## Stated task
Copy every line in which the string "name" occurs.

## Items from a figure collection
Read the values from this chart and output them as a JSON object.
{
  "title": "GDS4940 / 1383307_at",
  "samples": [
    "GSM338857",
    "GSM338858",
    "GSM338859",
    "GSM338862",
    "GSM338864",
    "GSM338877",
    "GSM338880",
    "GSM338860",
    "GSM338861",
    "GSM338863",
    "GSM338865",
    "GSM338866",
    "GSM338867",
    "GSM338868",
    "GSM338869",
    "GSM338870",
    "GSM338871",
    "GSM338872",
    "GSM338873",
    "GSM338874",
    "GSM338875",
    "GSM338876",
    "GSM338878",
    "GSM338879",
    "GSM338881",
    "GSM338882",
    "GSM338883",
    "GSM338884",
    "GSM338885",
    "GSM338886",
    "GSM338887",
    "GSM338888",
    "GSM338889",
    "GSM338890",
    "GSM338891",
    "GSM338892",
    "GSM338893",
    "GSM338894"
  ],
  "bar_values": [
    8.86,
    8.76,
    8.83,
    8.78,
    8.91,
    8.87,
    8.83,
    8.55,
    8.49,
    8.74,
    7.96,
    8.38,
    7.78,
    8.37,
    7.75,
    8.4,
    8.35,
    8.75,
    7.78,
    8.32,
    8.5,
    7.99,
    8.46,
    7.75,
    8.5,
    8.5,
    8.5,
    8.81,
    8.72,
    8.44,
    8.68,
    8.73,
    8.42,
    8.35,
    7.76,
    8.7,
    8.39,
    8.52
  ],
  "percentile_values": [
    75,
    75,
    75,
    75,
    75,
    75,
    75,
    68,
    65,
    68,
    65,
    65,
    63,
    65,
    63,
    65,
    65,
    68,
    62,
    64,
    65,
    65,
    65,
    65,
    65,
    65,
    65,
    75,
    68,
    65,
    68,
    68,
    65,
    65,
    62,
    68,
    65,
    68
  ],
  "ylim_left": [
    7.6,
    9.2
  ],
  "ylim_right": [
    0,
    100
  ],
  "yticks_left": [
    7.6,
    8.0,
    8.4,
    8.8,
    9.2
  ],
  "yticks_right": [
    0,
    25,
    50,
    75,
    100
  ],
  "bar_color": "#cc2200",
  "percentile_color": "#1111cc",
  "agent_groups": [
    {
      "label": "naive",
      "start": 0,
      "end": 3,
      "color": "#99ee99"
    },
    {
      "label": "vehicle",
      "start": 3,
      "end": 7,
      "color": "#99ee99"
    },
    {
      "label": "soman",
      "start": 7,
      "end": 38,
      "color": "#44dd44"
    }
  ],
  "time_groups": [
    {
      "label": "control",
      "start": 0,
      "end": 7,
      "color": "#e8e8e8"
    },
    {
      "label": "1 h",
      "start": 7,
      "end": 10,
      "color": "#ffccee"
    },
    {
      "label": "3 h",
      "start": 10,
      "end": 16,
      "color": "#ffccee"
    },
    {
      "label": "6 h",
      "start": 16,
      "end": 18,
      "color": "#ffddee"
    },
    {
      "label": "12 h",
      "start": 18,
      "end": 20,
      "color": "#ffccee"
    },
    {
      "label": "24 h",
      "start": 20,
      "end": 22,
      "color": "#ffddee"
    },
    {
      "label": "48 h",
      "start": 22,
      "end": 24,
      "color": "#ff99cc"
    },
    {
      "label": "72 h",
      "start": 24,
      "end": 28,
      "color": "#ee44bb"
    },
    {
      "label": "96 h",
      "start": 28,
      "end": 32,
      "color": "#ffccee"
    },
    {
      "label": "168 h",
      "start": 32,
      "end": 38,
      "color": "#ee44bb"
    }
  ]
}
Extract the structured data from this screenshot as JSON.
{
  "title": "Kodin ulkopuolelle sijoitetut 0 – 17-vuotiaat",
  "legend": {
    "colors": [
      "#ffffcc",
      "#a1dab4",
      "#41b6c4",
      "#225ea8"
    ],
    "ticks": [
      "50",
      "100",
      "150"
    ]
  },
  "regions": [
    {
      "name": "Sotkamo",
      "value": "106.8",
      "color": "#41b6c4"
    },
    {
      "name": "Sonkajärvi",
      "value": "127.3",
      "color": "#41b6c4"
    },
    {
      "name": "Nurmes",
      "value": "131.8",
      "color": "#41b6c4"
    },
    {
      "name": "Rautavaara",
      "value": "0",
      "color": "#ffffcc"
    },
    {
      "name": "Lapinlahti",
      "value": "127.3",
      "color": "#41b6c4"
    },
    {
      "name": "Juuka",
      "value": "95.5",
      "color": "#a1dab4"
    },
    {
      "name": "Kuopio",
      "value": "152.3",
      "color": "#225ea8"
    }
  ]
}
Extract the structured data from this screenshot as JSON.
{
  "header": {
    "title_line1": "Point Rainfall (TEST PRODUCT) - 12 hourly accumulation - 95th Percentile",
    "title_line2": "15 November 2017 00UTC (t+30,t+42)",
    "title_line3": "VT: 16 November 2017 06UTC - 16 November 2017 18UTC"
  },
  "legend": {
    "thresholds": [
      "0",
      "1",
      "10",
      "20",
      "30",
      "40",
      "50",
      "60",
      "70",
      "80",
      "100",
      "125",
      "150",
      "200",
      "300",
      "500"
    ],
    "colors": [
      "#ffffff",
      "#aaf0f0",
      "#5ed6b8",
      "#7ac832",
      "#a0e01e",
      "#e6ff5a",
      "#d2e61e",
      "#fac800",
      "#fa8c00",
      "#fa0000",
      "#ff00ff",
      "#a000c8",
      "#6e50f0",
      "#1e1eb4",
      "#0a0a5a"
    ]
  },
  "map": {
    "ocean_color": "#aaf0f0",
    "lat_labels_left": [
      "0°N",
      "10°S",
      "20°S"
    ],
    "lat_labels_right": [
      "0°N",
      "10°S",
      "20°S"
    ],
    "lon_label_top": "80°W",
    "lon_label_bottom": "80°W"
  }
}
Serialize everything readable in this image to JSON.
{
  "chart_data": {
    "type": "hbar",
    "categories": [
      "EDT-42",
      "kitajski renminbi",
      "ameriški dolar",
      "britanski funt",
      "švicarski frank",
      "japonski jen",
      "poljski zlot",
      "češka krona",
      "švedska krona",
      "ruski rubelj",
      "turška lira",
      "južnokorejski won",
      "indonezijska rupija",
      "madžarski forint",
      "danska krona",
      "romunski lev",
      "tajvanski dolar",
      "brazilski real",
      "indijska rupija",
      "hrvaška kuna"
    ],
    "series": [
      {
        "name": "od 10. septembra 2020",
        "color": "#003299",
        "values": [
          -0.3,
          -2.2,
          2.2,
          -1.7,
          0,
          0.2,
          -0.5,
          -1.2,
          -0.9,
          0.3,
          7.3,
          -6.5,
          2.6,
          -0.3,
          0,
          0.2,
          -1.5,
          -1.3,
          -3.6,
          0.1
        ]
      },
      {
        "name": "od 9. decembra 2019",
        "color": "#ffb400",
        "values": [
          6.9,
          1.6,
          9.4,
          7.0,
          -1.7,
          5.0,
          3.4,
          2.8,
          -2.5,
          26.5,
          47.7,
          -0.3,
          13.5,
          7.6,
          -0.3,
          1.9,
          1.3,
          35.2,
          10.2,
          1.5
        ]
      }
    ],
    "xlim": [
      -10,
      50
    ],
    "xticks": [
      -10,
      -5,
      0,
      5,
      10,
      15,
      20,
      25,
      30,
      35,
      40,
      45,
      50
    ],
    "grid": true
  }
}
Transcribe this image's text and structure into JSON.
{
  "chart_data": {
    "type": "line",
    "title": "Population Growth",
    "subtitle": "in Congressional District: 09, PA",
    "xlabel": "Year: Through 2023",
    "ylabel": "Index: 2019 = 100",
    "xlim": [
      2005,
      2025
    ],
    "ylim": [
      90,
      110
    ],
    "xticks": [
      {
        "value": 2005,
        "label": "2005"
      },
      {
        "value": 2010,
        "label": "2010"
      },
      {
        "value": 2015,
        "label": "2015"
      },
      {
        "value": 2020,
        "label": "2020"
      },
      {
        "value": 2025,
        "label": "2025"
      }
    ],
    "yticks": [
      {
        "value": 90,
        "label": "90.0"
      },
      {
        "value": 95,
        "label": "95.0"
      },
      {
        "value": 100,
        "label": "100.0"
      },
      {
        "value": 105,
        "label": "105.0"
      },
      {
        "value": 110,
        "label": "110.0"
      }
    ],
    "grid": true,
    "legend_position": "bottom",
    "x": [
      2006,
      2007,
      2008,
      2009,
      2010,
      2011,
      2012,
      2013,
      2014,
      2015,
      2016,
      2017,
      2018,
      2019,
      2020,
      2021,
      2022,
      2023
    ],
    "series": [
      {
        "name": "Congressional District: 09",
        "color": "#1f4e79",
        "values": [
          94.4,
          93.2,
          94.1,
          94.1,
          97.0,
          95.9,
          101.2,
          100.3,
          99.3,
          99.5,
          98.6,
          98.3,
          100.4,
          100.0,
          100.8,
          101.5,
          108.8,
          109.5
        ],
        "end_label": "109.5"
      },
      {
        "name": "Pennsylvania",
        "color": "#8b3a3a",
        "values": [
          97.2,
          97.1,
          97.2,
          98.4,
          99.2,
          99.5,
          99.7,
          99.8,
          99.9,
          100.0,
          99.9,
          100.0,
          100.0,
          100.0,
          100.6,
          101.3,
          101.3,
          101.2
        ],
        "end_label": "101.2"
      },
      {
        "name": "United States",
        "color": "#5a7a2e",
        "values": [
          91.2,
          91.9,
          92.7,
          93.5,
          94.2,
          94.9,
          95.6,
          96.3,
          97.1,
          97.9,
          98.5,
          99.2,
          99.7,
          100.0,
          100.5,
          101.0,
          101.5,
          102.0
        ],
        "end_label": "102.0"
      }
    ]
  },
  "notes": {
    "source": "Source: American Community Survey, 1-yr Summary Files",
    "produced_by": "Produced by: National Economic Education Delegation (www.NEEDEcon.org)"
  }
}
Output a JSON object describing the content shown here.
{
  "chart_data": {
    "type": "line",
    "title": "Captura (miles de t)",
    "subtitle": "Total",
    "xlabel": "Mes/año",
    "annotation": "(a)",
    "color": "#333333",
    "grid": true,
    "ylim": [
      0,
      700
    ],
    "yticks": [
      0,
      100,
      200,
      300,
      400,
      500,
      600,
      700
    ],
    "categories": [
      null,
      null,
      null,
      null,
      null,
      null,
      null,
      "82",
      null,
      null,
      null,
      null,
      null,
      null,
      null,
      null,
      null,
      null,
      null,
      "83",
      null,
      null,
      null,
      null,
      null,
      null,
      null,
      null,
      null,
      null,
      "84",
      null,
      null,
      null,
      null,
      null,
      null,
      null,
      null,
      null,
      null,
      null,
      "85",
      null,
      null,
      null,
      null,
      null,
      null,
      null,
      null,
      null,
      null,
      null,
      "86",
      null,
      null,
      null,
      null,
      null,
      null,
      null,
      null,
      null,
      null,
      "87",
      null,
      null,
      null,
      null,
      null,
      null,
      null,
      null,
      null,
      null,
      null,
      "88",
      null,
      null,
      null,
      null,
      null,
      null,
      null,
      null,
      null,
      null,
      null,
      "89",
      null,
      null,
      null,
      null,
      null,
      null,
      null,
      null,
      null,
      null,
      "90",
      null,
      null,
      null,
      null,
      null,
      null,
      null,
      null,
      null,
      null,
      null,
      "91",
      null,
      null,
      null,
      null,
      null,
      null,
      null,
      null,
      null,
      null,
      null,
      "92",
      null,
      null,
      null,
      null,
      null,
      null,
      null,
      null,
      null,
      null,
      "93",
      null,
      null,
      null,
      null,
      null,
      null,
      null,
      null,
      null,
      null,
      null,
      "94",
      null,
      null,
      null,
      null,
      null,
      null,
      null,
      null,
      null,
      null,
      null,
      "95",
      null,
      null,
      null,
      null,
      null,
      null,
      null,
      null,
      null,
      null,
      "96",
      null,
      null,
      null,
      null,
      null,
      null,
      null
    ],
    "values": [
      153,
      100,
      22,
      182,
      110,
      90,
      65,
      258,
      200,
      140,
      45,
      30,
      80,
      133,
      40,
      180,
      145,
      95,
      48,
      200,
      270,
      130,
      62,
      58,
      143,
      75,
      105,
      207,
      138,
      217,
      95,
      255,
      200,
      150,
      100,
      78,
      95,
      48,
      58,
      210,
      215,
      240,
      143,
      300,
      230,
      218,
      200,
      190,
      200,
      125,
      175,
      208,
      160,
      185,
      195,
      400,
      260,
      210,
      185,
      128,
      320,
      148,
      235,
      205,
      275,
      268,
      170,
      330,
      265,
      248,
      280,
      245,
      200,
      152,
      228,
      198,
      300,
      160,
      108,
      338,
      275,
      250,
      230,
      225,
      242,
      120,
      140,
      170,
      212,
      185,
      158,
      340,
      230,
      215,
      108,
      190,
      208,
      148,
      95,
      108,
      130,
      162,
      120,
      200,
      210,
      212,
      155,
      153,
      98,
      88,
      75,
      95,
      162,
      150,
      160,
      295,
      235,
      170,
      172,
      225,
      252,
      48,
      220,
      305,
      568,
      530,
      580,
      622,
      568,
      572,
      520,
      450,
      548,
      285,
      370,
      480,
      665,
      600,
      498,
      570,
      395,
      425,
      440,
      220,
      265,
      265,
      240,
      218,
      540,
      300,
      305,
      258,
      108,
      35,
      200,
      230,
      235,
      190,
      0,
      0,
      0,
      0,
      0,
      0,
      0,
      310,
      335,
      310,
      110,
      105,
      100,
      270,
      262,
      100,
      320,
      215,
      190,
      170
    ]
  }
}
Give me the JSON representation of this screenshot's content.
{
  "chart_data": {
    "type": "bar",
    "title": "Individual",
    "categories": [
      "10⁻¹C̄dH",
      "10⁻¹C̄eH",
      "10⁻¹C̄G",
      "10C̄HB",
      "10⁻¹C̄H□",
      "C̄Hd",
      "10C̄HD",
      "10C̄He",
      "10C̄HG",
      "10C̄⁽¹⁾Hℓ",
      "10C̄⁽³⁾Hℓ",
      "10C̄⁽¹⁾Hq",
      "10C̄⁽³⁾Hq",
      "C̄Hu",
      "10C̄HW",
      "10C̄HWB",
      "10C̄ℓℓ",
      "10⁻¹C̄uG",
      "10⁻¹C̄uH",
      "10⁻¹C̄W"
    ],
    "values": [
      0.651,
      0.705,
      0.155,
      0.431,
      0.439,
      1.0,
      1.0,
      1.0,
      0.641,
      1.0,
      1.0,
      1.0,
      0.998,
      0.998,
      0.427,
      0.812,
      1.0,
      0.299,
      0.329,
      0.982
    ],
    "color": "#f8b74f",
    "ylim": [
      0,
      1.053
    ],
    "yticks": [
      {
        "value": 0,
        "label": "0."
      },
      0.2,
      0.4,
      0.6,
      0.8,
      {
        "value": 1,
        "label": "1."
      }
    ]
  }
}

## Reply to the task
      "name": "Sotkamo",
      "name": "Sonkajärvi",
      "name": "Nurmes",
      "name": "Rautavaara",
      "name": "Lapinlahti",
      "name": "Juuka",
      "name": "Kuopio",
        "name": "od 10. septembra 2020",
        "name": "od 9. decembra 2019",
        "name": "Congressional District: 09",
        "name": "Pennsylvania",
        "name": "United States",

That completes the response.